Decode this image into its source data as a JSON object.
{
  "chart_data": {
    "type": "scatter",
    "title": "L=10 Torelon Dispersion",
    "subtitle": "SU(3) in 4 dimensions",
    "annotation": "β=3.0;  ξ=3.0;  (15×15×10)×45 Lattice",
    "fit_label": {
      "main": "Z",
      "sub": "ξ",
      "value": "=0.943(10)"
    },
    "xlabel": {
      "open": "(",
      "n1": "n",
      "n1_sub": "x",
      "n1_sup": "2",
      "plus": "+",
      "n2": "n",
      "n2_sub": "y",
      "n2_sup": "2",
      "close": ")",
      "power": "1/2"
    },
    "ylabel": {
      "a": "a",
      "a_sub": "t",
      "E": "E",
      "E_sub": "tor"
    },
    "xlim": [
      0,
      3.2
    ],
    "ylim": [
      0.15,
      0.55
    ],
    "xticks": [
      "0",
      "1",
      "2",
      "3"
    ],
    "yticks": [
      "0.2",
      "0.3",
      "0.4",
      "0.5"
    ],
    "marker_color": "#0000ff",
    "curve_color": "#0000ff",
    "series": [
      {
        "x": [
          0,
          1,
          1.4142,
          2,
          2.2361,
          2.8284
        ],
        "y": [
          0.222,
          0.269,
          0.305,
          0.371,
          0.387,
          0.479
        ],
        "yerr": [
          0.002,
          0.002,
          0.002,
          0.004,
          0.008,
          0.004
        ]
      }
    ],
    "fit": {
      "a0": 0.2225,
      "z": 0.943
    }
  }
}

◇ ◇ ◇ ◇ ◇

Could you transcribe the records in full, exactly?

Decode this image into its source data as a JSON object.
{
  "chart_data": {
    "type": "scatter",
    "title": "L=10 Torelon Dispersion",
    "subtitle": "SU(3) in 4 dimensions",
    "annotation": "β=3.0;  ξ=3.0;  (15×15×10)×45 Lattice",
    "fit_label": {
      "main": "Z",
      "sub": "ξ",
      "value": "=0.943(10)"
    },
    "xlabel": {
      "open": "(",
      "n1": "n",
      "n1_sub": "x",
      "n1_sup": "2",
      "plus": "+",
      "n2": "n",
      "n2_sub": "y",
      "n2_sup": "2",
      "close": ")",
      "power": "1/2"
    },
    "ylabel": {
      "a": "a",
      "a_sub": "t",
      "E": "E",
      "E_sub": "tor"
    },
    "xlim": [
      0,
      3.2
    ],
    "ylim": [
      0.15,
      0.55
    ],
    "xticks": [
      "0",
      "1",
      "2",
      "3"
    ],
    "yticks": [
      "0.2",
      "0.3",
      "0.4",
      "0.5"
    ],
    "marker_color": "#0000ff",
    "curve_color": "#0000ff",
    "series": [
      {
        "x": [
          0,
          1,
          1.4142,
          2,
          2.2361,
          2.8284
        ],
        "y": [
          0.222,
          0.269,
          0.305,
          0.371,
          0.387,
          0.479
        ],
        "yerr": [
          0.002,
          0.002,
          0.002,
          0.004,
          0.008,
          0.004
        ]
      }
    ],
    "fit": {
      "a0": 0.2225,
      "z": 0.943
    }
  }
}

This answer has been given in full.